**BRIEF**
Reproduce each record exactly.
━━━ EXCERPTED RECORDS ━━━
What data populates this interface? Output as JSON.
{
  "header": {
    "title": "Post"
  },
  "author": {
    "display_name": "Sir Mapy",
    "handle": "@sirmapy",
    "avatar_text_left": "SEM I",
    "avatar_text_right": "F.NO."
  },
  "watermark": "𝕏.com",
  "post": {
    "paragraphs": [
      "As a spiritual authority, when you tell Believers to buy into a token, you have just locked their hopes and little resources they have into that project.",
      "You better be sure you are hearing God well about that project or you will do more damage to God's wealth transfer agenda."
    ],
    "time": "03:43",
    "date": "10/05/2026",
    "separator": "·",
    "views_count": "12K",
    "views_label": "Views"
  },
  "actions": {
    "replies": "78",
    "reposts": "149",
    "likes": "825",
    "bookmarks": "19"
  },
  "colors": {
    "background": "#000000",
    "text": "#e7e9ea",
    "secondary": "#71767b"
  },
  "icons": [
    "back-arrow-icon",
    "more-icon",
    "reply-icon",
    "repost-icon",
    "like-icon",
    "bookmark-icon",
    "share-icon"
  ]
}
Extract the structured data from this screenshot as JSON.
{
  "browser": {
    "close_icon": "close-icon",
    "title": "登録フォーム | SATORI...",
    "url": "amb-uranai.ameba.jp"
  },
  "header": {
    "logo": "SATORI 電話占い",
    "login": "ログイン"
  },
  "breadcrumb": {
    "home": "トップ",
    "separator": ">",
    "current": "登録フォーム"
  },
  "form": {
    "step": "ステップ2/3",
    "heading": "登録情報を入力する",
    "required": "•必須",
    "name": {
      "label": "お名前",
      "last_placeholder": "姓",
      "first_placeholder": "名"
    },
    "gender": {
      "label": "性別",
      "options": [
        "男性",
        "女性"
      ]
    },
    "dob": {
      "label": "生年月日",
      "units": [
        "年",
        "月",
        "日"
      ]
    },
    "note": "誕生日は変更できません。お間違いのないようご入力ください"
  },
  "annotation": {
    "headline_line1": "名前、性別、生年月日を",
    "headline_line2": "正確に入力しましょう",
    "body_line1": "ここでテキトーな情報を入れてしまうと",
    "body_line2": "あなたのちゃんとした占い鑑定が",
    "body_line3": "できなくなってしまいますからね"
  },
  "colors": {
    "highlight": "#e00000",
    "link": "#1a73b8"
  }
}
━━━
**RESPONSE FOR THIS EXERCISE**
What data populates this interface? Output as JSON.
{
  "header": {
    "title": "Post"
  },
  "author": {
    "display_name": "Sir Mapy",
    "handle": "@sirmapy",
    "avatar_text_left": "SEM I",
    "avatar_text_right": "F.NO."
  },
  "watermark": "𝕏.com",
  "post": {
    "paragraphs": [
      "As a spiritual authority, when you tell Believers to buy into a token, you have just locked their hopes and little resources they have into that project.",
      "You better be sure you are hearing God well about that project or you will do more damage to God's wealth transfer agenda."
    ],
    "time": "03:43",
    "date": "10/05/2026",
    "separator": "·",
    "views_count": "12K",
    "views_label": "Views"
  },
  "actions": {
    "replies": "78",
    "reposts": "149",
    "likes": "825",
    "bookmarks": "19"
  },
  "colors": {
    "background": "#000000",
    "text": "#e7e9ea",
    "secondary": "#71767b"
  },
  "icons": [
    "back-arrow-icon",
    "more-icon",
    "reply-icon",
    "repost-icon",
    "like-icon",
    "bookmark-icon",
    "share-icon"
  ]
}
Extract the structured data from this screenshot as JSON.
{
  "browser": {
    "close_icon": "close-icon",
    "title": "登録フォーム | SATORI...",
    "url": "amb-uranai.ameba.jp"
  },
  "header": {
    "logo": "SATORI 電話占い",
    "login": "ログイン"
  },
  "breadcrumb": {
    "home": "トップ",
    "separator": ">",
    "current": "登録フォーム"
  },
  "form": {
    "step": "ステップ2/3",
    "heading": "登録情報を入力する",
    "required": "•必須",
    "name": {
      "label": "お名前",
      "last_placeholder": "姓",
      "first_placeholder": "名"
    },
    "gender": {
      "label": "性別",
      "options": [
        "男性",
        "女性"
      ]
    },
    "dob": {
      "label": "生年月日",
      "units": [
        "年",
        "月",
        "日"
      ]
    },
    "note": "誕生日は変更できません。お間違いのないようご入力ください"
  },
  "annotation": {
    "headline_line1": "名前、性別、生年月日を",
    "headline_line2": "正確に入力しましょう",
    "body_line1": "ここでテキトーな情報を入れてしまうと",
    "body_line2": "あなたのちゃんとした占い鑑定が",
    "body_line3": "できなくなってしまいますからね"
  },
  "colors": {
    "highlight": "#e00000",
    "link": "#1a73b8"
  }
}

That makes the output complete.